REQUIREMENT:
Collect every line in the records below that contains the word "selection".

═════ MATERIALS PROVIDED ═════

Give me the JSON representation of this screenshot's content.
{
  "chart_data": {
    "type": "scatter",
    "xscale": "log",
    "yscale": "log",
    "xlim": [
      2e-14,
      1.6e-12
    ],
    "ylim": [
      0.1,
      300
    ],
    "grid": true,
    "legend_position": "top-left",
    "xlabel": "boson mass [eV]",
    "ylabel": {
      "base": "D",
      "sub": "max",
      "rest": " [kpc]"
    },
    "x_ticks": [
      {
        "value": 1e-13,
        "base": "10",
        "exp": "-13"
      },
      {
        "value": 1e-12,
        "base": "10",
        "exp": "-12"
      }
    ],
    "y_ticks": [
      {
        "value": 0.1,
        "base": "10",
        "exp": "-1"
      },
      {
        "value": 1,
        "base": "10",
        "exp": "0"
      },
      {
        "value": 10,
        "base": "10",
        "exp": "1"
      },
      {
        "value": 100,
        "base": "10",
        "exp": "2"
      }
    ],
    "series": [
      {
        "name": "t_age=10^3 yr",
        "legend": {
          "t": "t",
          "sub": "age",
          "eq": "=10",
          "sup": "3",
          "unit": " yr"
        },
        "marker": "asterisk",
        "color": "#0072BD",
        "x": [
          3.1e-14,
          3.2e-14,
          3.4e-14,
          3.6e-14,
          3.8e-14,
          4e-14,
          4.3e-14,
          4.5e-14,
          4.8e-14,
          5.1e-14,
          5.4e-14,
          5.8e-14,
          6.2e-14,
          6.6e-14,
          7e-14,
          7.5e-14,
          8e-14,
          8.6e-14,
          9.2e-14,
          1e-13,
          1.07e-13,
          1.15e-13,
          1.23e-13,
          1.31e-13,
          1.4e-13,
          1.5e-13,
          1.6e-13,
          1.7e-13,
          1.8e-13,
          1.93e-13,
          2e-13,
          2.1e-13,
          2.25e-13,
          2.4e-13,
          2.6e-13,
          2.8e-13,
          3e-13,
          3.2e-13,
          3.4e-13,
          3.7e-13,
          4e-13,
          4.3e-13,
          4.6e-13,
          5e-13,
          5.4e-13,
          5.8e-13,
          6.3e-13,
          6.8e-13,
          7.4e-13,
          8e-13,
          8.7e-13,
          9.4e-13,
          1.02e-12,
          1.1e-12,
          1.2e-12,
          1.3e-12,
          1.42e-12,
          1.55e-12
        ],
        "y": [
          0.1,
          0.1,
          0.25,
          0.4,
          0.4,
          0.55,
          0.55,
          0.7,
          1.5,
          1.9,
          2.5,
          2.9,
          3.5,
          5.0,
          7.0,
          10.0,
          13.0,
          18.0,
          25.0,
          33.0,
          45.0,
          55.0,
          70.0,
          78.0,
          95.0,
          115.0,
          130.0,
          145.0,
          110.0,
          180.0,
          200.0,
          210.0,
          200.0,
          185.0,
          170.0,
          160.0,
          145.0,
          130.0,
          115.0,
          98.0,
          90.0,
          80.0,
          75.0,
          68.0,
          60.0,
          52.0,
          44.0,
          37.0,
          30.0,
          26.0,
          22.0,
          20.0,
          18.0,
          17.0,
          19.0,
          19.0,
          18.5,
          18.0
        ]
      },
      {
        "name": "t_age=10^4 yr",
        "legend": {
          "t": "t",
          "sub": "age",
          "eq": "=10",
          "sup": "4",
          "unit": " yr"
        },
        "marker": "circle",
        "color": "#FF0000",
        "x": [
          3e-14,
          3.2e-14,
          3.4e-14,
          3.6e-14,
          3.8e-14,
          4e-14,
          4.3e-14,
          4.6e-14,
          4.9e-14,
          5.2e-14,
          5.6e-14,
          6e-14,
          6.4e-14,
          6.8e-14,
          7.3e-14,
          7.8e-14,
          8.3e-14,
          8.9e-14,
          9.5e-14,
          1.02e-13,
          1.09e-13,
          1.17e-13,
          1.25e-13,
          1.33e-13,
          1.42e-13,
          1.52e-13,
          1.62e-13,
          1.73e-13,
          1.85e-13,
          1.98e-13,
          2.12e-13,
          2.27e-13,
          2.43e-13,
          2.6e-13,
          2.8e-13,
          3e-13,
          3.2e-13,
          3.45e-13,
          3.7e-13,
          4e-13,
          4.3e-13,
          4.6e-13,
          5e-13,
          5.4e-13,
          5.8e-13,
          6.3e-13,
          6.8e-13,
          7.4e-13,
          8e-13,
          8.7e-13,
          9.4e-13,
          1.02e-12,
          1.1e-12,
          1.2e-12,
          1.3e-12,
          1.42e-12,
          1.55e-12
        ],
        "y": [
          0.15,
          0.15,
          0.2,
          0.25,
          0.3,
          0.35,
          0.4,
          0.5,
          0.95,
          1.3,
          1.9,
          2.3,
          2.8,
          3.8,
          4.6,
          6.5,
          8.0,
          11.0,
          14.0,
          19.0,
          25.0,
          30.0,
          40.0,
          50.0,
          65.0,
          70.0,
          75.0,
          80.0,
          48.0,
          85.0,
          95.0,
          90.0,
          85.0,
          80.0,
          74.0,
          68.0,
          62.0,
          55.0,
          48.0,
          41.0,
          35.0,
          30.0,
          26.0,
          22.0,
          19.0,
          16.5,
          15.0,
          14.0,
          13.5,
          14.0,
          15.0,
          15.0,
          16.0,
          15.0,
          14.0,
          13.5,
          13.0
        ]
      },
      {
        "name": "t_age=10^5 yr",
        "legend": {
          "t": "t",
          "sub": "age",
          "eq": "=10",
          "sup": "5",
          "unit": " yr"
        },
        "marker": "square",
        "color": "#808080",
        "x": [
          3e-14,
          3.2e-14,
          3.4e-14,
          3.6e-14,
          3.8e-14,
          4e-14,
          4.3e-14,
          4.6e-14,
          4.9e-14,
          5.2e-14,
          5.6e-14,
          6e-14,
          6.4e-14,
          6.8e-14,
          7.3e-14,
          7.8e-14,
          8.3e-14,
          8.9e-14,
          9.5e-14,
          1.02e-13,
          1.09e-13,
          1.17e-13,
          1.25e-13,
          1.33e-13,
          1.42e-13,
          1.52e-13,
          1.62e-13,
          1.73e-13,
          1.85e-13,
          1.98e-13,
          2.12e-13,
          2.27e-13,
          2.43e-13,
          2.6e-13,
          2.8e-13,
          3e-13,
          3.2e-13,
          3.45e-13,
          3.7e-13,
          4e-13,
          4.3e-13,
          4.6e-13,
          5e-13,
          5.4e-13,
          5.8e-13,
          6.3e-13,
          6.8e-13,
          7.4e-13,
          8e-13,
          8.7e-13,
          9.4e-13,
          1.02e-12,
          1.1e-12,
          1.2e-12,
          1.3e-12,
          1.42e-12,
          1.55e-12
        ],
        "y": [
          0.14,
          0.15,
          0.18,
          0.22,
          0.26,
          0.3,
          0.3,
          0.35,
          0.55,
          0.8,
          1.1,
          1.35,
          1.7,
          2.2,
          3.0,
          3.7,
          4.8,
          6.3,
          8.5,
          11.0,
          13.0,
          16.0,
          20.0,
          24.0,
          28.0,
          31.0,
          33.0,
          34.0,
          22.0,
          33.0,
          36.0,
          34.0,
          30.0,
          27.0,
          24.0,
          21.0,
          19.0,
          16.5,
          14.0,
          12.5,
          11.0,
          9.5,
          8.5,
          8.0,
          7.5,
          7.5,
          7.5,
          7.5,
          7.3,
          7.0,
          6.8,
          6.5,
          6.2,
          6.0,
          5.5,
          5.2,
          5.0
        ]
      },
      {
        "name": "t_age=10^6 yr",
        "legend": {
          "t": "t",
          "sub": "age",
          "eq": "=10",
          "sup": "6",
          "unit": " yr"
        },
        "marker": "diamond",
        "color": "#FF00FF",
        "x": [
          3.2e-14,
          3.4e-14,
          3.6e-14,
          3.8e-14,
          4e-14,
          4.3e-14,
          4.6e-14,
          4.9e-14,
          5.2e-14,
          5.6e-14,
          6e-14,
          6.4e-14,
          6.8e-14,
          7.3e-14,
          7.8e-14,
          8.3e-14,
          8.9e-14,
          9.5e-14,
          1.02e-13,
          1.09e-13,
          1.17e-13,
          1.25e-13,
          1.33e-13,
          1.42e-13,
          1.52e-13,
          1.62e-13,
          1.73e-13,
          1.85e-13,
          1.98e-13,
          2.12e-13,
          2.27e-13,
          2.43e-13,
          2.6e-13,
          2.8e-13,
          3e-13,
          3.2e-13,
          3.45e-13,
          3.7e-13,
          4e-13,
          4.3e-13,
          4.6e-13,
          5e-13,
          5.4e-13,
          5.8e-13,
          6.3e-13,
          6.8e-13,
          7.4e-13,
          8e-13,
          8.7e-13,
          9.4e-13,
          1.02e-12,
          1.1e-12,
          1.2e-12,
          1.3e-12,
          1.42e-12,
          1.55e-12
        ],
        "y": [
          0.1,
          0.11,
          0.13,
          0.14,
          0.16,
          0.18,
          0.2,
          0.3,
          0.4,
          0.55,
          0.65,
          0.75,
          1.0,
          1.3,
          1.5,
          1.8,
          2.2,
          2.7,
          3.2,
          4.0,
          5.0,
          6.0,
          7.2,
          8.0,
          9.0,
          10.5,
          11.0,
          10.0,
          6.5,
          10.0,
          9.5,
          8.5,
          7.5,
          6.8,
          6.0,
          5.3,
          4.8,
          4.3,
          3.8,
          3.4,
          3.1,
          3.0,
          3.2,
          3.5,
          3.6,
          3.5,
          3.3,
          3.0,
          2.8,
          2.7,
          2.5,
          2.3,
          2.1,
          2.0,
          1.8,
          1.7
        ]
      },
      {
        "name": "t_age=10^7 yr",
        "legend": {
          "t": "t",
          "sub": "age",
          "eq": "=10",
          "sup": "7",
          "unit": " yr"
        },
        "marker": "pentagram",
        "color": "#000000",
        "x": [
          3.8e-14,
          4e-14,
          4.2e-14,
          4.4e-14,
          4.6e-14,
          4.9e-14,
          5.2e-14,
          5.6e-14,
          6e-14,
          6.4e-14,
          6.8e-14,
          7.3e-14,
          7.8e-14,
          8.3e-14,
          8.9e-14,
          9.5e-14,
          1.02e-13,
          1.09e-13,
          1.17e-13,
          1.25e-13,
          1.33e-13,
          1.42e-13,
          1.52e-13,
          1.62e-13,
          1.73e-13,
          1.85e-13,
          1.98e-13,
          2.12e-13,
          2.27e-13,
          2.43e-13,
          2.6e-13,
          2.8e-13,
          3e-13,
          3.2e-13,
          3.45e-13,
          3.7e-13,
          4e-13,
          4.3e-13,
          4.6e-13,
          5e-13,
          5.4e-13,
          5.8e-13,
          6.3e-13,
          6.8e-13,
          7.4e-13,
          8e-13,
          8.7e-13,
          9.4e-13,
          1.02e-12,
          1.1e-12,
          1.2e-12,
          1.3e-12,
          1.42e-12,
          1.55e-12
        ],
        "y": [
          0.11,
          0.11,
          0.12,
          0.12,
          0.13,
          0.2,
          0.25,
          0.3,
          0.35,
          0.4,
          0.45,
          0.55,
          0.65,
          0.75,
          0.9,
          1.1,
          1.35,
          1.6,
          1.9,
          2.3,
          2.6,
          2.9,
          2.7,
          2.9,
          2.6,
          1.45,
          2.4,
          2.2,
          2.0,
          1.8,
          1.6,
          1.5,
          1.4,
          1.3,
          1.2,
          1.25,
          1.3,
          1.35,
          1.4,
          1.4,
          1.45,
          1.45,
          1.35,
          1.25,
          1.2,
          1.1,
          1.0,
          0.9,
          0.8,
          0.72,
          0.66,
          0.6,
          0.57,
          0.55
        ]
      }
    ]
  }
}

═════
═════ MATERIALS PROVIDED ═════

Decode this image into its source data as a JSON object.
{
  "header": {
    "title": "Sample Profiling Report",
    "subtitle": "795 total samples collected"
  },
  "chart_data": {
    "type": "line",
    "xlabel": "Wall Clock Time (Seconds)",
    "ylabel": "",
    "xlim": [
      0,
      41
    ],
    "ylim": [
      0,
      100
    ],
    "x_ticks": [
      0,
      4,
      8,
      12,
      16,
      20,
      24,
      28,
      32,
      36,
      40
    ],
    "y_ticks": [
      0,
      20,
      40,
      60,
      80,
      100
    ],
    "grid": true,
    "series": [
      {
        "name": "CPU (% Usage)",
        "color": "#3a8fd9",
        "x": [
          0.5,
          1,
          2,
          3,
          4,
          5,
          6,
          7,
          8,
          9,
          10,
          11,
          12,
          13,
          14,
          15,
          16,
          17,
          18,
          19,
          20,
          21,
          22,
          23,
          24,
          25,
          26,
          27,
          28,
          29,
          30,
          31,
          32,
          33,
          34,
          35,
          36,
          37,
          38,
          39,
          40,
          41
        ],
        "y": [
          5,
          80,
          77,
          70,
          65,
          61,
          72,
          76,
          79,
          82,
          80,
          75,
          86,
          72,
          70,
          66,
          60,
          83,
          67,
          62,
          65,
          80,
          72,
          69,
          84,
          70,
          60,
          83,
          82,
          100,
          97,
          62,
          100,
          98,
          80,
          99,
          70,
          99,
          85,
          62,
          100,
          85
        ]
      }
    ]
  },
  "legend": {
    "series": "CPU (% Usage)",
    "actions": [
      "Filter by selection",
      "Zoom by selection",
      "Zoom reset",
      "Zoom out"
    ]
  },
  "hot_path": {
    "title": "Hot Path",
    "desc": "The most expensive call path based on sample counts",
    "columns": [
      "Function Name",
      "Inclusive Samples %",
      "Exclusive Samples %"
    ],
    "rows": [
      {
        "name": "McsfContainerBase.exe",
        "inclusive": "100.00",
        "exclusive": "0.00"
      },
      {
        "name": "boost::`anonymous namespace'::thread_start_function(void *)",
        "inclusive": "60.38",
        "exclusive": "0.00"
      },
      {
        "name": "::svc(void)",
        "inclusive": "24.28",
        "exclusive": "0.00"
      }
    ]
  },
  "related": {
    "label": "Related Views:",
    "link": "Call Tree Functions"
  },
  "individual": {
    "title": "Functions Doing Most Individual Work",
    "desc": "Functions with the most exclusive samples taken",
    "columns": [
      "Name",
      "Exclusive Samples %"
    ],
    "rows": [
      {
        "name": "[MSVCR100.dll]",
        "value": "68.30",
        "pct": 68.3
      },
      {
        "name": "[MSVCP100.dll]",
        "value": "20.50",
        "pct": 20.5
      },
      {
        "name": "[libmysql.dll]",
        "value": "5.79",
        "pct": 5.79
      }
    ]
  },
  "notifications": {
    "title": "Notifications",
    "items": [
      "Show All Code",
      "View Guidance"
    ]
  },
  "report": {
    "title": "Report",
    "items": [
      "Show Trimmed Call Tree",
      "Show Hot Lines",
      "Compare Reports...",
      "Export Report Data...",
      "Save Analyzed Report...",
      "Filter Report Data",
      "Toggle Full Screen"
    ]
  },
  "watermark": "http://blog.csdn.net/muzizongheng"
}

═════
═════ MATERIALS PROVIDED ═════

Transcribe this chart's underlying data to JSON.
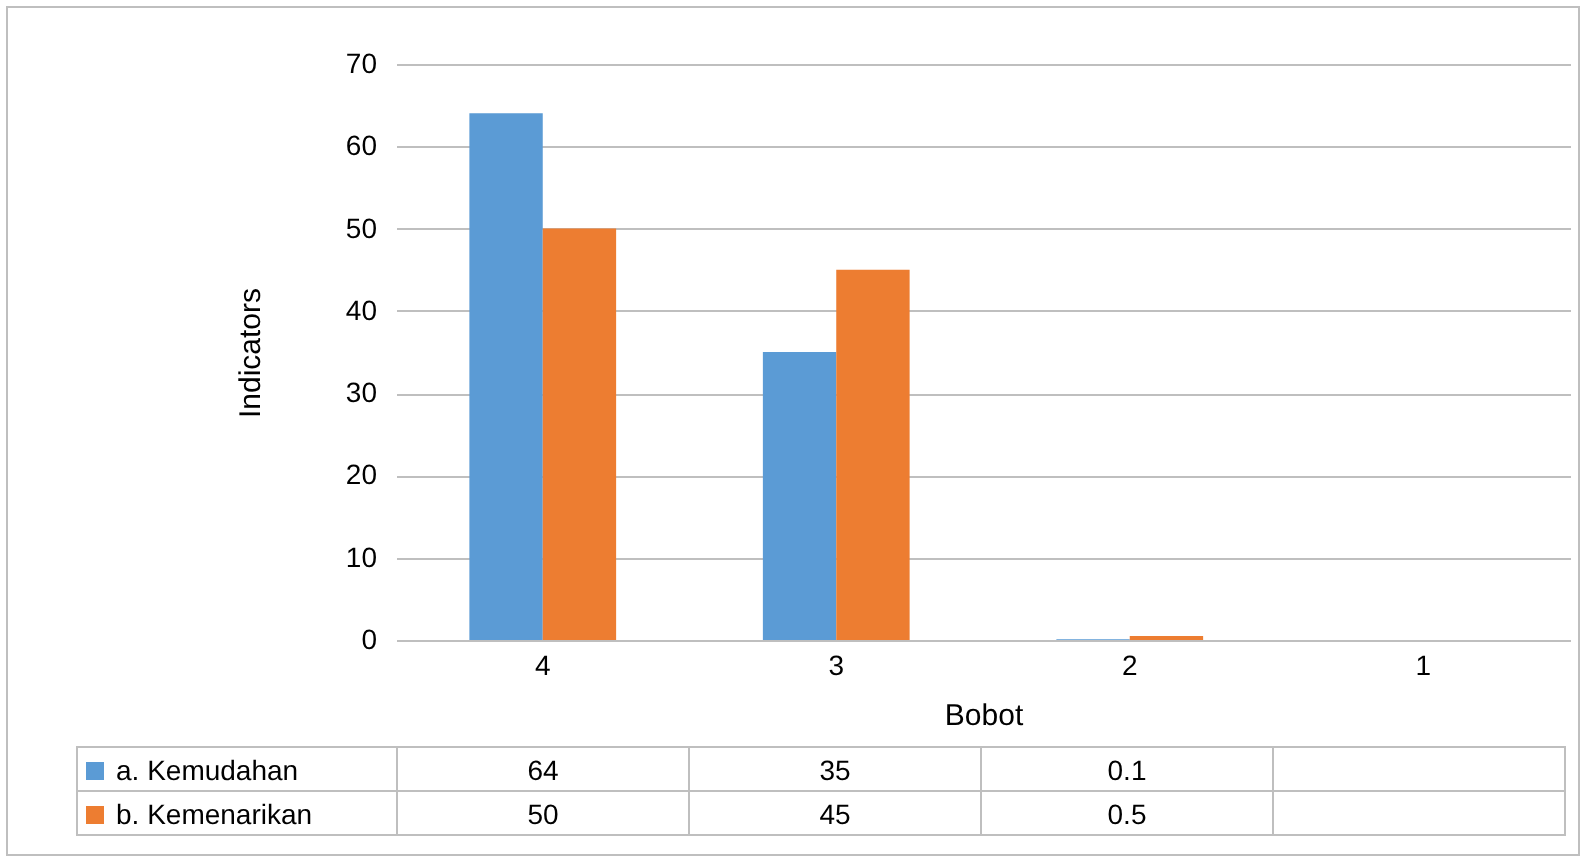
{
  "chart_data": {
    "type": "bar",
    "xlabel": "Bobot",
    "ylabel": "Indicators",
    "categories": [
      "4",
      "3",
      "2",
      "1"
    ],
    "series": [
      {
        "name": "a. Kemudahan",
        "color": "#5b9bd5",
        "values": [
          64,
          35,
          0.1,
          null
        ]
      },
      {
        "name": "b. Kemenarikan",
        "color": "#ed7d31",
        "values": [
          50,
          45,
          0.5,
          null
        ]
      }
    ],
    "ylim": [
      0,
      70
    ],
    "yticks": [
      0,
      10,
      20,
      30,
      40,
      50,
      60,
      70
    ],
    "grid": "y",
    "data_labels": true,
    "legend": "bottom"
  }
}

═════

OUTPUT FOR THIS TASK:
      "Filter by selection",
      "Zoom by selection",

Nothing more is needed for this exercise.